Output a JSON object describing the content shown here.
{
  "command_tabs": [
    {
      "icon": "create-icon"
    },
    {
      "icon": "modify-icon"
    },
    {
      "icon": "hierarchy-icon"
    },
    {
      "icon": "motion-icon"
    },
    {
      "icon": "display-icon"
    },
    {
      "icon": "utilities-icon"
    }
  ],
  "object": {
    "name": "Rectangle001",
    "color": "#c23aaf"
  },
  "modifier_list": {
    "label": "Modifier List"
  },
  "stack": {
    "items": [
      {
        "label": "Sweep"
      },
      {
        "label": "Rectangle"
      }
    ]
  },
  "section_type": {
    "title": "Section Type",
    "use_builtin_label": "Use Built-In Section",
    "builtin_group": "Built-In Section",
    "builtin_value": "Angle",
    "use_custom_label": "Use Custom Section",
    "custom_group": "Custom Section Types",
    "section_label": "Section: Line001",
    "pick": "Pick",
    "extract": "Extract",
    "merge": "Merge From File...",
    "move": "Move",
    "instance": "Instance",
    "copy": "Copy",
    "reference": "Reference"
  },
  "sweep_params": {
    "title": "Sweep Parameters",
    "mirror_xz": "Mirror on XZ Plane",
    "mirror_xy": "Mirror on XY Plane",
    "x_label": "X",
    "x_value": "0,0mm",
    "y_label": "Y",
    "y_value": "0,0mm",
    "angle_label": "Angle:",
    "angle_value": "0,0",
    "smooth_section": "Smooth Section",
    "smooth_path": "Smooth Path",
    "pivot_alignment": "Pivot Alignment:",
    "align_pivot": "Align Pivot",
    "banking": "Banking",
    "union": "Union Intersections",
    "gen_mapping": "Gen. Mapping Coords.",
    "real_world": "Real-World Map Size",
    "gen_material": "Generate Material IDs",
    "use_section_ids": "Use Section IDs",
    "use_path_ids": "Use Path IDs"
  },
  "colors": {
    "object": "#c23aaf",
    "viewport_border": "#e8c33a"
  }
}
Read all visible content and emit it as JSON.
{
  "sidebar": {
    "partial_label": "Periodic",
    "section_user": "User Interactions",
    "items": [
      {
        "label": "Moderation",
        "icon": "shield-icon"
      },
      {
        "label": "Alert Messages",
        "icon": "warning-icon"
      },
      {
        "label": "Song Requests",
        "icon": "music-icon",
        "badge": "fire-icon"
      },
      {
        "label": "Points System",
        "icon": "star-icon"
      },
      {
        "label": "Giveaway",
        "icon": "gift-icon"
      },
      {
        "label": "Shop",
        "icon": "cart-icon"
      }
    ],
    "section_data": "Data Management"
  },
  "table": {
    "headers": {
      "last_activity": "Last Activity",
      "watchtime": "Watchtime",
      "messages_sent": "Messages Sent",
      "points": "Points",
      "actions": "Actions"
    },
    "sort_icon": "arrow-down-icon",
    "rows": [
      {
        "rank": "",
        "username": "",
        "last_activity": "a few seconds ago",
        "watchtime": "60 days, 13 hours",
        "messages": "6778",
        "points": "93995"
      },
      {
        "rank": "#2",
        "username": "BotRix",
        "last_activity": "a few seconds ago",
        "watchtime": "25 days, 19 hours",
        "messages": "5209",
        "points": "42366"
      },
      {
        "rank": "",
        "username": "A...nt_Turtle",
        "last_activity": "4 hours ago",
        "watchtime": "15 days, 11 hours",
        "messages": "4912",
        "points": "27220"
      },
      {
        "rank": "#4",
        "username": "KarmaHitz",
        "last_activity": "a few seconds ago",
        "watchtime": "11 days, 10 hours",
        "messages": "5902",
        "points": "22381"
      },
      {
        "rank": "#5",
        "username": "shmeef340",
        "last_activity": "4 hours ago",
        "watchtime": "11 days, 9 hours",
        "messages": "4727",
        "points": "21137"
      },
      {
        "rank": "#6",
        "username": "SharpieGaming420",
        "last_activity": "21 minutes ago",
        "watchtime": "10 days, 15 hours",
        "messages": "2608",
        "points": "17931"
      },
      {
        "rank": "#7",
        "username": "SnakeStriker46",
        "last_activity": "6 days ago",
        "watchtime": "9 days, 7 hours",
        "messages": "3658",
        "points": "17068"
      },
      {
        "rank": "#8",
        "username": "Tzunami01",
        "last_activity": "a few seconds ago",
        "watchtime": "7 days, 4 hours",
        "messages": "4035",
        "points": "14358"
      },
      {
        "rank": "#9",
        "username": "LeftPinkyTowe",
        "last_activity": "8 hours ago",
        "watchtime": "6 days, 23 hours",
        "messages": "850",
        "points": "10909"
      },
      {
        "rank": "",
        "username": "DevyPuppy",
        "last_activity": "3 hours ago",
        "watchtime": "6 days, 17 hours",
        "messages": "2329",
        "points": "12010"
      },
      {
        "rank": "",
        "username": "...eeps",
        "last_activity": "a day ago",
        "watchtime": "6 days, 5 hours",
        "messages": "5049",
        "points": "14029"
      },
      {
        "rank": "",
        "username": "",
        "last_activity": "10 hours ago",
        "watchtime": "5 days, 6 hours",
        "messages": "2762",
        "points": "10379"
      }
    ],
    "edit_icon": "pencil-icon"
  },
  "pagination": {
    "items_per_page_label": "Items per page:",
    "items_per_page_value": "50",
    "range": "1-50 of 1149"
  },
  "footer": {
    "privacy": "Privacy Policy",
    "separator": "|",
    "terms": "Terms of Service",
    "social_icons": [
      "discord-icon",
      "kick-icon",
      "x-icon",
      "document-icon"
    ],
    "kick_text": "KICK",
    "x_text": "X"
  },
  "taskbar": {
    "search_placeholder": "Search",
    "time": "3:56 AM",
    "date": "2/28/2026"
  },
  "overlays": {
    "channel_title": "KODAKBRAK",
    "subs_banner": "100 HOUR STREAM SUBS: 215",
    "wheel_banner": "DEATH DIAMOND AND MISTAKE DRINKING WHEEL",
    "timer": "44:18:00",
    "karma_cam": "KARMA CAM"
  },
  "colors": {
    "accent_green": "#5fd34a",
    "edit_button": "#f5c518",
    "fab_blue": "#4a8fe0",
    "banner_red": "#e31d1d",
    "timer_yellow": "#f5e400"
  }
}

◇ ◇ ◇ ◇ ◇

▶ [YOUR INSTRUCTIONS] Repeat the data precisely, line by line.

▶ [CORRECT RESULT]
Output a JSON object describing the content shown here.
{
  "command_tabs": [
    {
      "icon": "create-icon"
    },
    {
      "icon": "modify-icon"
    },
    {
      "icon": "hierarchy-icon"
    },
    {
      "icon": "motion-icon"
    },
    {
      "icon": "display-icon"
    },
    {
      "icon": "utilities-icon"
    }
  ],
  "object": {
    "name": "Rectangle001",
    "color": "#c23aaf"
  },
  "modifier_list": {
    "label": "Modifier List"
  },
  "stack": {
    "items": [
      {
        "label": "Sweep"
      },
      {
        "label": "Rectangle"
      }
    ]
  },
  "section_type": {
    "title": "Section Type",
    "use_builtin_label": "Use Built-In Section",
    "builtin_group": "Built-In Section",
    "builtin_value": "Angle",
    "use_custom_label": "Use Custom Section",
    "custom_group": "Custom Section Types",
    "section_label": "Section: Line001",
    "pick": "Pick",
    "extract": "Extract",
    "merge": "Merge From File...",
    "move": "Move",
    "instance": "Instance",
    "copy": "Copy",
    "reference": "Reference"
  },
  "sweep_params": {
    "title": "Sweep Parameters",
    "mirror_xz": "Mirror on XZ Plane",
    "mirror_xy": "Mirror on XY Plane",
    "x_label": "X",
    "x_value": "0,0mm",
    "y_label": "Y",
    "y_value": "0,0mm",
    "angle_label": "Angle:",
    "angle_value": "0,0",
    "smooth_section": "Smooth Section",
    "smooth_path": "Smooth Path",
    "pivot_alignment": "Pivot Alignment:",
    "align_pivot": "Align Pivot",
    "banking": "Banking",
    "union": "Union Intersections",
    "gen_mapping": "Gen. Mapping Coords.",
    "real_world": "Real-World Map Size",
    "gen_material": "Generate Material IDs",
    "use_section_ids": "Use Section IDs",
    "use_path_ids": "Use Path IDs"
  },
  "colors": {
    "object": "#c23aaf",
    "viewport_border": "#e8c33a"
  }
}
Read all visible content and emit it as JSON.
{
  "sidebar": {
    "partial_label": "Periodic",
    "section_user": "User Interactions",
    "items": [
      {
        "label": "Moderation",
        "icon": "shield-icon"
      },
      {
        "label": "Alert Messages",
        "icon": "warning-icon"
      },
      {
        "label": "Song Requests",
        "icon": "music-icon",
        "badge": "fire-icon"
      },
      {
        "label": "Points System",
        "icon": "star-icon"
      },
      {
        "label": "Giveaway",
        "icon": "gift-icon"
      },
      {
        "label": "Shop",
        "icon": "cart-icon"
      }
    ],
    "section_data": "Data Management"
  },
  "table": {
    "headers": {
      "last_activity": "Last Activity",
      "watchtime": "Watchtime",
      "messages_sent": "Messages Sent",
      "points": "Points",
      "actions": "Actions"
    },
    "sort_icon": "arrow-down-icon",
    "rows": [
      {
        "rank": "",
        "username": "",
        "last_activity": "a few seconds ago",
        "watchtime": "60 days, 13 hours",
        "messages": "6778",
        "points": "93995"
      },
      {
        "rank": "#2",
        "username": "BotRix",
        "last_activity": "a few seconds ago",
        "watchtime": "25 days, 19 hours",
        "messages": "5209",
        "points": "42366"
      },
      {
        "rank": "",
        "username": "A...nt_Turtle",
        "last_activity": "4 hours ago",
        "watchtime": "15 days, 11 hours",
        "messages": "4912",
        "points": "27220"
      },
      {
        "rank": "#4",
        "username": "KarmaHitz",
        "last_activity": "a few seconds ago",
        "watchtime": "11 days, 10 hours",
        "messages": "5902",
        "points": "22381"
      },
      {
        "rank": "#5",
        "username": "shmeef340",
        "last_activity": "4 hours ago",
        "watchtime": "11 days, 9 hours",
        "messages": "4727",
        "points": "21137"
      },
      {
        "rank": "#6",
        "username": "SharpieGaming420",
        "last_activity": "21 minutes ago",
        "watchtime": "10 days, 15 hours",
        "messages": "2608",
        "points": "17931"
      },
      {
        "rank": "#7",
        "username": "SnakeStriker46",
        "last_activity": "6 days ago",
        "watchtime": "9 days, 7 hours",
        "messages": "3658",
        "points": "17068"
      },
      {
        "rank": "#8",
        "username": "Tzunami01",
        "last_activity": "a few seconds ago",
        "watchtime": "7 days, 4 hours",
        "messages": "4035",
        "points": "14358"
      },
      {
        "rank": "#9",
        "username": "LeftPinkyTowe",
        "last_activity": "8 hours ago",
        "watchtime": "6 days, 23 hours",
        "messages": "850",
        "points": "10909"
      },
      {
        "rank": "",
        "username": "DevyPuppy",
        "last_activity": "3 hours ago",
        "watchtime": "6 days, 17 hours",
        "messages": "2329",
        "points": "12010"
      },
      {
        "rank": "",
        "username": "...eeps",
        "last_activity": "a day ago",
        "watchtime": "6 days, 5 hours",
        "messages": "5049",
        "points": "14029"
      },
      {
        "rank": "",
        "username": "",
        "last_activity": "10 hours ago",
        "watchtime": "5 days, 6 hours",
        "messages": "2762",
        "points": "10379"
      }
    ],
    "edit_icon": "pencil-icon"
  },
  "pagination": {
    "items_per_page_label": "Items per page:",
    "items_per_page_value": "50",
    "range": "1-50 of 1149"
  },
  "footer": {
    "privacy": "Privacy Policy",
    "separator": "|",
    "terms": "Terms of Service",
    "social_icons": [
      "discord-icon",
      "kick-icon",
      "x-icon",
      "document-icon"
    ],
    "kick_text": "KICK",
    "x_text": "X"
  },
  "taskbar": {
    "search_placeholder": "Search",
    "time": "3:56 AM",
    "date": "2/28/2026"
  },
  "overlays": {
    "channel_title": "KODAKBRAK",
    "subs_banner": "100 HOUR STREAM SUBS: 215",
    "wheel_banner": "DEATH DIAMOND AND MISTAKE DRINKING WHEEL",
    "timer": "44:18:00",
    "karma_cam": "KARMA CAM"
  },
  "colors": {
    "accent_green": "#5fd34a",
    "edit_button": "#f5c518",
    "fab_blue": "#4a8fe0",
    "banner_red": "#e31d1d",
    "timer_yellow": "#f5e400"
  }
}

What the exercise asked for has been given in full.